Data extracted from a collection
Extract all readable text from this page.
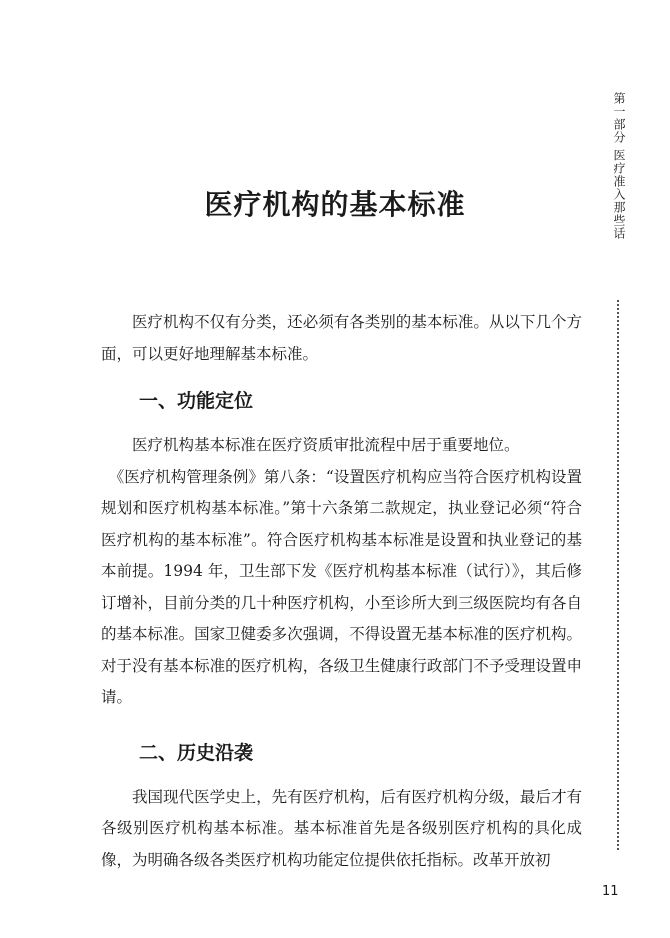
第一部分 医疗准入那些话
医疗机构的基本标准

医疗机构不仅有分类，还必须有各类别的基本标准。从以下几个方面，可以更好地理解基本标准。

一、功能定位

医疗机构基本标准在医疗资质审批流程中居于重要地位。

《医疗机构管理条例》第八条：“设置医疗机构应当符合医疗机构设置规划和医疗机构基本标准。”第十六条第二款规定，执业登记必须“符合医疗机构的基本标准”。符合医疗机构基本标准是设置和执业登记的基本前提。1994 年，卫生部下发《医疗机构基本标准（试行）》，其后修订增补，目前分类的几十种医疗机构，小至诊所大到三级医院均有各自的基本标准。国家卫健委多次强调，不得设置无基本标准的医疗机构。对于没有基本标准的医疗机构，各级卫生健康行政部门不予受理设置申请。

二、历史沿袭

我国现代医学史上，先有医疗机构，后有医疗机构分级，最后才有各级别医疗机构基本标准。基本标准首先是各级别医疗机构的具化成像，为明确各级各类医疗机构功能定位提供依托指标。改革开放初

11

EXERCISE — Transcribe the whole listing exactly. Pictures are excluded.

TASK RESULT —
Extract all readable text from this page.
第一部分 医疗准入那些话
医疗机构的基本标准

医疗机构不仅有分类，还必须有各类别的基本标准。从以下几个方面，可以更好地理解基本标准。

一、功能定位

医疗机构基本标准在医疗资质审批流程中居于重要地位。

《医疗机构管理条例》第八条：“设置医疗机构应当符合医疗机构设置规划和医疗机构基本标准。”第十六条第二款规定，执业登记必须“符合医疗机构的基本标准”。符合医疗机构基本标准是设置和执业登记的基本前提。1994 年，卫生部下发《医疗机构基本标准（试行）》，其后修订增补，目前分类的几十种医疗机构，小至诊所大到三级医院均有各自的基本标准。国家卫健委多次强调，不得设置无基本标准的医疗机构。对于没有基本标准的医疗机构，各级卫生健康行政部门不予受理设置申请。

二、历史沿袭

我国现代医学史上，先有医疗机构，后有医疗机构分级，最后才有各级别医疗机构基本标准。基本标准首先是各级别医疗机构的具化成像，为明确各级各类医疗机构功能定位提供依托指标。改革开放初

11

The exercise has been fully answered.